>> Begin Entries
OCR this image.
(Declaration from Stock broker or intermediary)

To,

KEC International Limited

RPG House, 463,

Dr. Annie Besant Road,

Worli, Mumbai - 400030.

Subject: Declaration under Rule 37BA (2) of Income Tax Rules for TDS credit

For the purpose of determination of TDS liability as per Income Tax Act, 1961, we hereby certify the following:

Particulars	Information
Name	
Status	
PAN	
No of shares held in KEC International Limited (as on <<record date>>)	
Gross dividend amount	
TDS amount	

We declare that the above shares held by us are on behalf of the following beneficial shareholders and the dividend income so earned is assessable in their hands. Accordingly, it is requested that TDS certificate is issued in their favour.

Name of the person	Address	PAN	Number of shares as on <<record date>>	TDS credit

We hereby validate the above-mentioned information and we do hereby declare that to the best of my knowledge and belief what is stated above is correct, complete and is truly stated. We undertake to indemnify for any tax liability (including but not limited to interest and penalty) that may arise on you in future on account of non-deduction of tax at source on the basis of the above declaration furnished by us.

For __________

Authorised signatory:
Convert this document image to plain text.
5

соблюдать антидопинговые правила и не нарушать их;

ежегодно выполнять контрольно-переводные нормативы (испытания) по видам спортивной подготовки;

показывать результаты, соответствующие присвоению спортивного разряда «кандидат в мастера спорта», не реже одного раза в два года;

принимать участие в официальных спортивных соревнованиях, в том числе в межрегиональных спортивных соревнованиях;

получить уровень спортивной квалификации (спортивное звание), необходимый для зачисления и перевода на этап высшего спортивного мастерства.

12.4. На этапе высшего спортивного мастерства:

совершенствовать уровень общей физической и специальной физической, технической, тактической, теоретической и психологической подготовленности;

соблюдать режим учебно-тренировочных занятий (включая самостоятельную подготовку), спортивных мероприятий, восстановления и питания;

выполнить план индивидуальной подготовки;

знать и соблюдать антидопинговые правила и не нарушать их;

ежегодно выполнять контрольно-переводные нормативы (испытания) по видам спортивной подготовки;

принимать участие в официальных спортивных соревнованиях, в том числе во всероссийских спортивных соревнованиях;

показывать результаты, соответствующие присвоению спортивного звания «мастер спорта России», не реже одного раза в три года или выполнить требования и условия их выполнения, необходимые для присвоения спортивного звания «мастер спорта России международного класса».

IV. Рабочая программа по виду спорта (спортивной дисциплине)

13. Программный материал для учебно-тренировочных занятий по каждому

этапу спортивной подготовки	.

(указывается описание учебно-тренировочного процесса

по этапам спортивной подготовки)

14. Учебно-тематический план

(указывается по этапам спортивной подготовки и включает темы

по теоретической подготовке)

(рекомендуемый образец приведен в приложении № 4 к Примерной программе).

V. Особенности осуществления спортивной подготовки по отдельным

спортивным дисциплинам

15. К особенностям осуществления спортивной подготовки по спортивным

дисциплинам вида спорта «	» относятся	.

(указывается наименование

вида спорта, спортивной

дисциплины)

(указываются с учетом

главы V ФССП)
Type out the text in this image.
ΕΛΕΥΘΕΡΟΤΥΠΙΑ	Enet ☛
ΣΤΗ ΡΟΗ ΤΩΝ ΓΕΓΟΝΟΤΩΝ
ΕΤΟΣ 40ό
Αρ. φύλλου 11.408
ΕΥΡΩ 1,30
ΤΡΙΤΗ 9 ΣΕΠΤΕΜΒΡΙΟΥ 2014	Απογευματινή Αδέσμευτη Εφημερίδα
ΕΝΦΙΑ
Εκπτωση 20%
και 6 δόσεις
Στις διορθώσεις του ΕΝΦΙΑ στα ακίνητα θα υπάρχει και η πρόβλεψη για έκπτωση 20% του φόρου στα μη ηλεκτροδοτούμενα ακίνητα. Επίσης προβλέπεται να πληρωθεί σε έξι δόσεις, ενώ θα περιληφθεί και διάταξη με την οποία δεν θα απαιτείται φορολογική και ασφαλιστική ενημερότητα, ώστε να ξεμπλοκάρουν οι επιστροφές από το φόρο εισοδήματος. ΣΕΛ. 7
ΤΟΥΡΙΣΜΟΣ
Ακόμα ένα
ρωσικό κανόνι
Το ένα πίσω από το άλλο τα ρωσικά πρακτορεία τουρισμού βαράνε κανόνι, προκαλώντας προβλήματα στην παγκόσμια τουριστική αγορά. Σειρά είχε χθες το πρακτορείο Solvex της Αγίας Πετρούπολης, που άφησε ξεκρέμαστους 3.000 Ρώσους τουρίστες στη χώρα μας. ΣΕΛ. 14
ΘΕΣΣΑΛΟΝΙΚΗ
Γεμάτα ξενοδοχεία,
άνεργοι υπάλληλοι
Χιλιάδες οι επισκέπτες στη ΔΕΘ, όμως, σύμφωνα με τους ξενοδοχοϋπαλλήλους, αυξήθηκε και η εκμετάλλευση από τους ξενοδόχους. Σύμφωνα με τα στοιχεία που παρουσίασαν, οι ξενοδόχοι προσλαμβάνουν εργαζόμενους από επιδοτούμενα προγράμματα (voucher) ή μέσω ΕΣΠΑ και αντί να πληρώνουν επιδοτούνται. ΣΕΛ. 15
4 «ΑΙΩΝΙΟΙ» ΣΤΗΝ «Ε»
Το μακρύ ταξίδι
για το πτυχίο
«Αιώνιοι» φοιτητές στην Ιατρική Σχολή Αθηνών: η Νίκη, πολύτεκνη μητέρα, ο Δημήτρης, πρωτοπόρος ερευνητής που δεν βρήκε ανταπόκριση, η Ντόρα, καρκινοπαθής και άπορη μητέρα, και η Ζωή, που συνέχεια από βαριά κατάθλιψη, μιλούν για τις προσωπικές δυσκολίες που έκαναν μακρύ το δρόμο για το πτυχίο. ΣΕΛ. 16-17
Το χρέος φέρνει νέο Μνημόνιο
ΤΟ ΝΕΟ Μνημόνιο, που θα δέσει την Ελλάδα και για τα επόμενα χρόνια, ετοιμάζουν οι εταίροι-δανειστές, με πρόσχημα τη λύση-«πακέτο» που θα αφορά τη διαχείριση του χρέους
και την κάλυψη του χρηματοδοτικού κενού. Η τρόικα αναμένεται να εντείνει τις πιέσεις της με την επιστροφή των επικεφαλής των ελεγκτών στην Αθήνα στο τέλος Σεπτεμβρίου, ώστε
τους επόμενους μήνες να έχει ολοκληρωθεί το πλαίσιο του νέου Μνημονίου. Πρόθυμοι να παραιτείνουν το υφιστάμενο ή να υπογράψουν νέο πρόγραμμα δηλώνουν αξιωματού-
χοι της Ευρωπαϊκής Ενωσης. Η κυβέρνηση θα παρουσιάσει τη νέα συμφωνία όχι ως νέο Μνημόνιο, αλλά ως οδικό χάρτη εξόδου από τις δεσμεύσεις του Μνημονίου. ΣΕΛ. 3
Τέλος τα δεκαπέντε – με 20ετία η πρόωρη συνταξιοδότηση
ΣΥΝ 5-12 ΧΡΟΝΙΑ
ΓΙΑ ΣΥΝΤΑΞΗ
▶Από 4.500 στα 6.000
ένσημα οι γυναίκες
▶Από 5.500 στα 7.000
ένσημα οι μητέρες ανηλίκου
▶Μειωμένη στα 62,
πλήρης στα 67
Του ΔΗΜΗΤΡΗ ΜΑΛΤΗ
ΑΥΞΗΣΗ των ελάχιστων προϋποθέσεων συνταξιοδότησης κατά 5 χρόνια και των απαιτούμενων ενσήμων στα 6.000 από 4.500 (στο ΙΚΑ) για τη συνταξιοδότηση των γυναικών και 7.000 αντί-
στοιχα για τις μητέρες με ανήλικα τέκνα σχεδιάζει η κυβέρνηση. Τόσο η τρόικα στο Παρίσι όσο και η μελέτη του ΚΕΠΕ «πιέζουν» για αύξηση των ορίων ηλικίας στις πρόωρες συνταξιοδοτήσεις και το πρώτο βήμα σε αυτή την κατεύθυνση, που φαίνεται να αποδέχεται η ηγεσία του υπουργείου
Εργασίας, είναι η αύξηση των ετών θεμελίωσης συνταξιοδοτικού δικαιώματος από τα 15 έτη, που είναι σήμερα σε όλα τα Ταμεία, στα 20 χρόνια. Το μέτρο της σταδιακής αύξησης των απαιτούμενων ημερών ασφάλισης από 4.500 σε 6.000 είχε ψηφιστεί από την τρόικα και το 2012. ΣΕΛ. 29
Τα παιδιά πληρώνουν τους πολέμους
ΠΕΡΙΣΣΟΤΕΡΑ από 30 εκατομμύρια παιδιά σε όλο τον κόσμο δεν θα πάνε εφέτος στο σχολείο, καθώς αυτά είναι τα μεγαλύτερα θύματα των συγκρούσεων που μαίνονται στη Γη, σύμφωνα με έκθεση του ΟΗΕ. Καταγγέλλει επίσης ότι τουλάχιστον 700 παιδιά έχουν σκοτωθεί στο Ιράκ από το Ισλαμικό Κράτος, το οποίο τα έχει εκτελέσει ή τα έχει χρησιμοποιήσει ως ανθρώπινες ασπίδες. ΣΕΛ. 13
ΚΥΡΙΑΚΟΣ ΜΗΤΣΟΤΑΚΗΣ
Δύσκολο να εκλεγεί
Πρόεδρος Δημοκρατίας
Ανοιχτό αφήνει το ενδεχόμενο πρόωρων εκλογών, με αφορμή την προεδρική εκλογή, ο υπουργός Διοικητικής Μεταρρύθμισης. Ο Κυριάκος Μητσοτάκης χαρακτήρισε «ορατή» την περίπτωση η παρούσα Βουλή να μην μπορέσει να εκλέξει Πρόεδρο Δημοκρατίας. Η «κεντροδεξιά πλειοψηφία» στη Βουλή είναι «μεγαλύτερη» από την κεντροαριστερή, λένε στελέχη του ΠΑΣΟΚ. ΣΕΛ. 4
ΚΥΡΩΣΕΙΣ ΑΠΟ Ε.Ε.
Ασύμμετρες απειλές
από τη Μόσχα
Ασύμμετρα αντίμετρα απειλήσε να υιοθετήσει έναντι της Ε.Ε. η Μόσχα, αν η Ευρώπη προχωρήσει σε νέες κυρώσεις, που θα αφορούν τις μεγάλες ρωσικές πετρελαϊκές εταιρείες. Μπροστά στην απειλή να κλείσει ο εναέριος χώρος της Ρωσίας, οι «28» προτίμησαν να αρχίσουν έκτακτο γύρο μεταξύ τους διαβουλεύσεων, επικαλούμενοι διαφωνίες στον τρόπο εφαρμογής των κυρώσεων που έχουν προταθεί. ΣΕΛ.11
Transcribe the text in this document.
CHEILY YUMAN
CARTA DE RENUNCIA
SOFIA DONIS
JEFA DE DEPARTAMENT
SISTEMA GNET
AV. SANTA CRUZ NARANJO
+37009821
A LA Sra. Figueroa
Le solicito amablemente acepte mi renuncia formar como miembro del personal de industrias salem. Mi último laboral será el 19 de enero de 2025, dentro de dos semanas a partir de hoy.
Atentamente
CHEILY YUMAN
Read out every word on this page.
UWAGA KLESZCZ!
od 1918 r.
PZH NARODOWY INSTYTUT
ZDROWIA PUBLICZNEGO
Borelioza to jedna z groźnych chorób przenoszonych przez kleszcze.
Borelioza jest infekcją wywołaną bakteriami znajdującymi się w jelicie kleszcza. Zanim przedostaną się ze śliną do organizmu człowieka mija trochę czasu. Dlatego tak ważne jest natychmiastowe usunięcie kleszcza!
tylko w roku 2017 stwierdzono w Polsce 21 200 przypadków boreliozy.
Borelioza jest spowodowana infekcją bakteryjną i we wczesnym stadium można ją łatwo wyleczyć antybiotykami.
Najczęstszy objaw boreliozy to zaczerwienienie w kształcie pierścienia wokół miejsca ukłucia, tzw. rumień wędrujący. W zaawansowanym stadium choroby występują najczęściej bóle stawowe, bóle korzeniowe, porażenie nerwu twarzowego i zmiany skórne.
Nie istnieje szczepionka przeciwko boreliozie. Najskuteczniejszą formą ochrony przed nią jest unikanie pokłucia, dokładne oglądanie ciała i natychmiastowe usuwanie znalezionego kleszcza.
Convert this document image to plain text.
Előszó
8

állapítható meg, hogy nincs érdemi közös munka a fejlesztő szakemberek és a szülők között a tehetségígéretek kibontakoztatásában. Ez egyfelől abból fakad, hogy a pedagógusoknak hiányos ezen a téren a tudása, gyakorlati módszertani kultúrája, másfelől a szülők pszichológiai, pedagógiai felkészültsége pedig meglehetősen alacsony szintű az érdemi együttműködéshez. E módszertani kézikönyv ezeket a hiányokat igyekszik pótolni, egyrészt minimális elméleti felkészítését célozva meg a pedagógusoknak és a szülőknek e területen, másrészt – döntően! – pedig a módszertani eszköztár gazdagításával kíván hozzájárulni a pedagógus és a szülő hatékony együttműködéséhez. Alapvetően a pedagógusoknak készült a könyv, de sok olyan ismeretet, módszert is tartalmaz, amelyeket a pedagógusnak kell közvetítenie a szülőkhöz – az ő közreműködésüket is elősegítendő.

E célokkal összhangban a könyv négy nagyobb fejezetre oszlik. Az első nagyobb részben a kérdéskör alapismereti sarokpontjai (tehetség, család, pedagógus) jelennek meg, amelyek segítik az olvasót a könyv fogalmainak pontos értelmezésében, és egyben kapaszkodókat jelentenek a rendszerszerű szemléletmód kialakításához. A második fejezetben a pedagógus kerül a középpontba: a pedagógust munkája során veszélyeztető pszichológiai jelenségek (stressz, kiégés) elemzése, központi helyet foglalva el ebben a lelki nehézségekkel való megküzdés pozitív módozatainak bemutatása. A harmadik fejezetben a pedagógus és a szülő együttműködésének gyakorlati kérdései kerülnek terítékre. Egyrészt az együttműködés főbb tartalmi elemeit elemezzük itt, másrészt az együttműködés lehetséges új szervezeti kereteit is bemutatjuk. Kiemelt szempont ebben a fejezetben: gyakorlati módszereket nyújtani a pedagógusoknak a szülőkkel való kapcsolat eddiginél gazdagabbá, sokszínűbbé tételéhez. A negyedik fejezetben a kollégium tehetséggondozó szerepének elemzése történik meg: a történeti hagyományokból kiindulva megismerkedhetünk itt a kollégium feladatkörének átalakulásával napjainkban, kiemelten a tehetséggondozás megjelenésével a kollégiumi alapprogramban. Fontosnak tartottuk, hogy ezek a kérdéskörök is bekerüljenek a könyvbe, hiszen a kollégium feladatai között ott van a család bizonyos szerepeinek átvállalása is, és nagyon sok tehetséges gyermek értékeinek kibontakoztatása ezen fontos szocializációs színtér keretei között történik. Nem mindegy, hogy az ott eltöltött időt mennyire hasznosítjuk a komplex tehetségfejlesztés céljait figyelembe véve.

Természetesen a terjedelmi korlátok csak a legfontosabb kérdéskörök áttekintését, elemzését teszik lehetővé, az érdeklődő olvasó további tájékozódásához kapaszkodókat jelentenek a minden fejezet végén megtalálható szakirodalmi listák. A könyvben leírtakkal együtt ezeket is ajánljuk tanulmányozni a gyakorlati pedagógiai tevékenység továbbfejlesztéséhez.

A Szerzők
>> End Entries
▶ **Your objective**:
In the records above, find each line that holds the word "hereby"; copy all such lines.

▶ **Task response**:
For the purpose of determination of TDS liability as per Income Tax Act, 1961, we hereby certify the following:
We hereby validate the above-mentioned information and we do hereby declare that to the best of my knowledge and belief what is stated above is correct, complete and is truly stated. We undertake to indemnify for any tax liability (including but not limited to interest and penalty) that may arise on you in future on account of non-deduction of tax at source on the basis of the above declaration furnished by us.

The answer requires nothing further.